Data entries:
"""
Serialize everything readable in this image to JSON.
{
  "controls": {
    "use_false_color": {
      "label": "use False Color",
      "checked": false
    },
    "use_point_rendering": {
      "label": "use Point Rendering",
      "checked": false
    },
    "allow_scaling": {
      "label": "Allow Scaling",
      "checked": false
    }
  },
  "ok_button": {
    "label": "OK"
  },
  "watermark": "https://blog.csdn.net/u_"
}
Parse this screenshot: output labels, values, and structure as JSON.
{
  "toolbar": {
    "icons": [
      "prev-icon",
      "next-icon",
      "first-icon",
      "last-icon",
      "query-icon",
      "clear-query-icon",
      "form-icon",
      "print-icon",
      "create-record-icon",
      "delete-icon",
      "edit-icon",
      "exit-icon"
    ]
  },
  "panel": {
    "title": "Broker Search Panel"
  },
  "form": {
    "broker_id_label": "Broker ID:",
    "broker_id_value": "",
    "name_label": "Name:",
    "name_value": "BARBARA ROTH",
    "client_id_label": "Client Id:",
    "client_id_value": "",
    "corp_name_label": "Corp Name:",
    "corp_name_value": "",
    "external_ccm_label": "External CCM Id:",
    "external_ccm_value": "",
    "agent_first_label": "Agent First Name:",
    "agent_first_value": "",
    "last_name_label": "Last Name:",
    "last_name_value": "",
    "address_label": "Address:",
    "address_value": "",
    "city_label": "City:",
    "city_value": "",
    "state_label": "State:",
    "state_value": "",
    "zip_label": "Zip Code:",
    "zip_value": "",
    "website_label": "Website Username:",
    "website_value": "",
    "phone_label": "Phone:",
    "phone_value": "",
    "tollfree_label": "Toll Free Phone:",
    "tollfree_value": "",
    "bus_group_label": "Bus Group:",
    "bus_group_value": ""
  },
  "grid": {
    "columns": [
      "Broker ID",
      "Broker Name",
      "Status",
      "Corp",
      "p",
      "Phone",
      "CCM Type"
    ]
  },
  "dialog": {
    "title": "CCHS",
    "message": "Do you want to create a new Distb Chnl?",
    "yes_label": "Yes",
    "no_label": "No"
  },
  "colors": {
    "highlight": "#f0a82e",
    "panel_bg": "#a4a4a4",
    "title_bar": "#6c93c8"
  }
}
"""
Output the complete data exactly as written.

Serialize everything readable in this image to JSON.
{
  "controls": {
    "use_false_color": {
      "label": "use False Color",
      "checked": false
    },
    "use_point_rendering": {
      "label": "use Point Rendering",
      "checked": false
    },
    "allow_scaling": {
      "label": "Allow Scaling",
      "checked": false
    }
  },
  "ok_button": {
    "label": "OK"
  },
  "watermark": "https://blog.csdn.net/u_"
}
Parse this screenshot: output labels, values, and structure as JSON.
{
  "toolbar": {
    "icons": [
      "prev-icon",
      "next-icon",
      "first-icon",
      "last-icon",
      "query-icon",
      "clear-query-icon",
      "form-icon",
      "print-icon",
      "create-record-icon",
      "delete-icon",
      "edit-icon",
      "exit-icon"
    ]
  },
  "panel": {
    "title": "Broker Search Panel"
  },
  "form": {
    "broker_id_label": "Broker ID:",
    "broker_id_value": "",
    "name_label": "Name:",
    "name_value": "BARBARA ROTH",
    "client_id_label": "Client Id:",
    "client_id_value": "",
    "corp_name_label": "Corp Name:",
    "corp_name_value": "",
    "external_ccm_label": "External CCM Id:",
    "external_ccm_value": "",
    "agent_first_label": "Agent First Name:",
    "agent_first_value": "",
    "last_name_label": "Last Name:",
    "last_name_value": "",
    "address_label": "Address:",
    "address_value": "",
    "city_label": "City:",
    "city_value": "",
    "state_label": "State:",
    "state_value": "",
    "zip_label": "Zip Code:",
    "zip_value": "",
    "website_label": "Website Username:",
    "website_value": "",
    "phone_label": "Phone:",
    "phone_value": "",
    "tollfree_label": "Toll Free Phone:",
    "tollfree_value": "",
    "bus_group_label": "Bus Group:",
    "bus_group_value": ""
  },
  "grid": {
    "columns": [
      "Broker ID",
      "Broker Name",
      "Status",
      "Corp",
      "p",
      "Phone",
      "CCM Type"
    ]
  },
  "dialog": {
    "title": "CCHS",
    "message": "Do you want to create a new Distb Chnl?",
    "yes_label": "Yes",
    "no_label": "No"
  },
  "colors": {
    "highlight": "#f0a82e",
    "panel_bg": "#a4a4a4",
    "title_bar": "#6c93c8"
  }
}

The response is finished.